● PROBLEM TO SOLVE
List the lines of this listing that hold the word "Наличие".

● EXCERPTED RECORDS
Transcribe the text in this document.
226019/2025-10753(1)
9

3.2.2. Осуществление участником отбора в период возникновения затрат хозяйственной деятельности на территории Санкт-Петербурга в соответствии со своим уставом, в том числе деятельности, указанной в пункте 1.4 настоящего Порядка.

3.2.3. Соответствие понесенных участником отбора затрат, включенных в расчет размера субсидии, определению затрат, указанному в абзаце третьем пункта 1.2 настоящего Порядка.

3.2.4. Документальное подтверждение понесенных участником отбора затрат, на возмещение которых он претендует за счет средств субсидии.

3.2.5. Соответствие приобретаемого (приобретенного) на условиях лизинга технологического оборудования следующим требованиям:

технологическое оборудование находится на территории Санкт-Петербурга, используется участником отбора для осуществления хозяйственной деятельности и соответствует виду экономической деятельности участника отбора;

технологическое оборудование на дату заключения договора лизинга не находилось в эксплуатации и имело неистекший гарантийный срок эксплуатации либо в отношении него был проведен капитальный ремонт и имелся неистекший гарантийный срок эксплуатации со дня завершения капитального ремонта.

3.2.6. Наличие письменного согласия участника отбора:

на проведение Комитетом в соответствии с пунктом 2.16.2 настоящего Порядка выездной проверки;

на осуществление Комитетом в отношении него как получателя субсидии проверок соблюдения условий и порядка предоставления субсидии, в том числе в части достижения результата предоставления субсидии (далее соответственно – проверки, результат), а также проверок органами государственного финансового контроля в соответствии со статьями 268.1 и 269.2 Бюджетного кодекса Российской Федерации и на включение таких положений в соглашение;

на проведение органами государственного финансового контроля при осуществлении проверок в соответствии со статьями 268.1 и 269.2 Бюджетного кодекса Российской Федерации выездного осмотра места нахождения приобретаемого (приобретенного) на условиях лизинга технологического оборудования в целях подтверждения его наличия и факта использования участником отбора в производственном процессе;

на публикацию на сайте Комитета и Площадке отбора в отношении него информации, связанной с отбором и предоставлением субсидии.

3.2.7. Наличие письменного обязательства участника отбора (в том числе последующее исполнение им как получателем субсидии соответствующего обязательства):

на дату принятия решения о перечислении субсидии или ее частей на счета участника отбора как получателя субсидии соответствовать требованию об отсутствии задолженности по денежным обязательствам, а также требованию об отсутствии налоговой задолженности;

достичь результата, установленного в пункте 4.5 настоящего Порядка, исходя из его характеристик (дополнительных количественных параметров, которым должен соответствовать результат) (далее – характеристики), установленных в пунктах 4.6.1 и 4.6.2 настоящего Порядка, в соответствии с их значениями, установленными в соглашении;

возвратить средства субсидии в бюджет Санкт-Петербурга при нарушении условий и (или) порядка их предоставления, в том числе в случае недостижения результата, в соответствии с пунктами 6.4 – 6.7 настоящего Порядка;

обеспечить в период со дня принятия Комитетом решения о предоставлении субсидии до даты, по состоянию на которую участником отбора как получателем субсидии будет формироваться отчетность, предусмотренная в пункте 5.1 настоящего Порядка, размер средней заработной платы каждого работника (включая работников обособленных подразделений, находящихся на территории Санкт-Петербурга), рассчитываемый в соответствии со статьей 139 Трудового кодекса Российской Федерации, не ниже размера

● RESULT
3.2.6. Наличие письменного согласия участника отбора:
3.2.7. Наличие письменного обязательства участника отбора (в том числе последующее исполнение им как получателем субсидии соответствующего обязательства):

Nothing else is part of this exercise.